> Exercise task
Repeat the data verbatim.

> Material

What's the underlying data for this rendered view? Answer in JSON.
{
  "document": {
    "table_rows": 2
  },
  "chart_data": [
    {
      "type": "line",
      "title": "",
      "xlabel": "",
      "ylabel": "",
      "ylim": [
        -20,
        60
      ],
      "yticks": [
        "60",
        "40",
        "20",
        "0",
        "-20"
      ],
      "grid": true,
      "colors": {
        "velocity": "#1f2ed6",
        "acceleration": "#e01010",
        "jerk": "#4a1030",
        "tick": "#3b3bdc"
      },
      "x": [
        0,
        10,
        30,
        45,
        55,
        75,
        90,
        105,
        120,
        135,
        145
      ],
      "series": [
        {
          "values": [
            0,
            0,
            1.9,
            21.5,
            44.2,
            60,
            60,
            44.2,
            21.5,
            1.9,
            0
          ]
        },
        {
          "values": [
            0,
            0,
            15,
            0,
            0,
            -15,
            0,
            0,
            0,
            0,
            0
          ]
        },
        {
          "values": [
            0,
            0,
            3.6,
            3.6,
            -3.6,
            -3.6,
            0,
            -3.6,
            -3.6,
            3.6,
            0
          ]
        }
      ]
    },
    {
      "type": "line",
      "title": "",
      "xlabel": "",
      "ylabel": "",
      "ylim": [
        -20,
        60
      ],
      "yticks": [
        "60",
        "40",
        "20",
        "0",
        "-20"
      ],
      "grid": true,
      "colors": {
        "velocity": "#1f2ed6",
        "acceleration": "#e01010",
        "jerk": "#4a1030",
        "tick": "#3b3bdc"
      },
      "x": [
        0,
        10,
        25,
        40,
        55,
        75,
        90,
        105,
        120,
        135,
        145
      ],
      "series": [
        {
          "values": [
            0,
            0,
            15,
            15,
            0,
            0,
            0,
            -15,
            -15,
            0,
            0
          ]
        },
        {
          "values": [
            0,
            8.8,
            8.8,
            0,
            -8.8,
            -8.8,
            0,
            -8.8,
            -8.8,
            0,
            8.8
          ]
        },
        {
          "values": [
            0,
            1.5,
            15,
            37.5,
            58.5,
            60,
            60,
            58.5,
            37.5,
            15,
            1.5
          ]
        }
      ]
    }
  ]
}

> Full answer
What's the underlying data for this rendered view? Answer in JSON.
{
  "document": {
    "table_rows": 2
  },
  "chart_data": [
    {
      "type": "line",
      "title": "",
      "xlabel": "",
      "ylabel": "",
      "ylim": [
        -20,
        60
      ],
      "yticks": [
        "60",
        "40",
        "20",
        "0",
        "-20"
      ],
      "grid": true,
      "colors": {
        "velocity": "#1f2ed6",
        "acceleration": "#e01010",
        "jerk": "#4a1030",
        "tick": "#3b3bdc"
      },
      "x": [
        0,
        10,
        30,
        45,
        55,
        75,
        90,
        105,
        120,
        135,
        145
      ],
      "series": [
        {
          "values": [
            0,
            0,
            1.9,
            21.5,
            44.2,
            60,
            60,
            44.2,
            21.5,
            1.9,
            0
          ]
        },
        {
          "values": [
            0,
            0,
            15,
            0,
            0,
            -15,
            0,
            0,
            0,
            0,
            0
          ]
        },
        {
          "values": [
            0,
            0,
            3.6,
            3.6,
            -3.6,
            -3.6,
            0,
            -3.6,
            -3.6,
            3.6,
            0
          ]
        }
      ]
    },
    {
      "type": "line",
      "title": "",
      "xlabel": "",
      "ylabel": "",
      "ylim": [
        -20,
        60
      ],
      "yticks": [
        "60",
        "40",
        "20",
        "0",
        "-20"
      ],
      "grid": true,
      "colors": {
        "velocity": "#1f2ed6",
        "acceleration": "#e01010",
        "jerk": "#4a1030",
        "tick": "#3b3bdc"
      },
      "x": [
        0,
        10,
        25,
        40,
        55,
        75,
        90,
        105,
        120,
        135,
        145
      ],
      "series": [
        {
          "values": [
            0,
            0,
            15,
            15,
            0,
            0,
            0,
            -15,
            -15,
            0,
            0
          ]
        },
        {
          "values": [
            0,
            8.8,
            8.8,
            0,
            -8.8,
            -8.8,
            0,
            -8.8,
            -8.8,
            0,
            8.8
          ]
        },
        {
          "values": [
            0,
            1.5,
            15,
            37.5,
            58.5,
            60,
            60,
            58.5,
            37.5,
            15,
            1.5
          ]
        }
      ]
    }
  ]
}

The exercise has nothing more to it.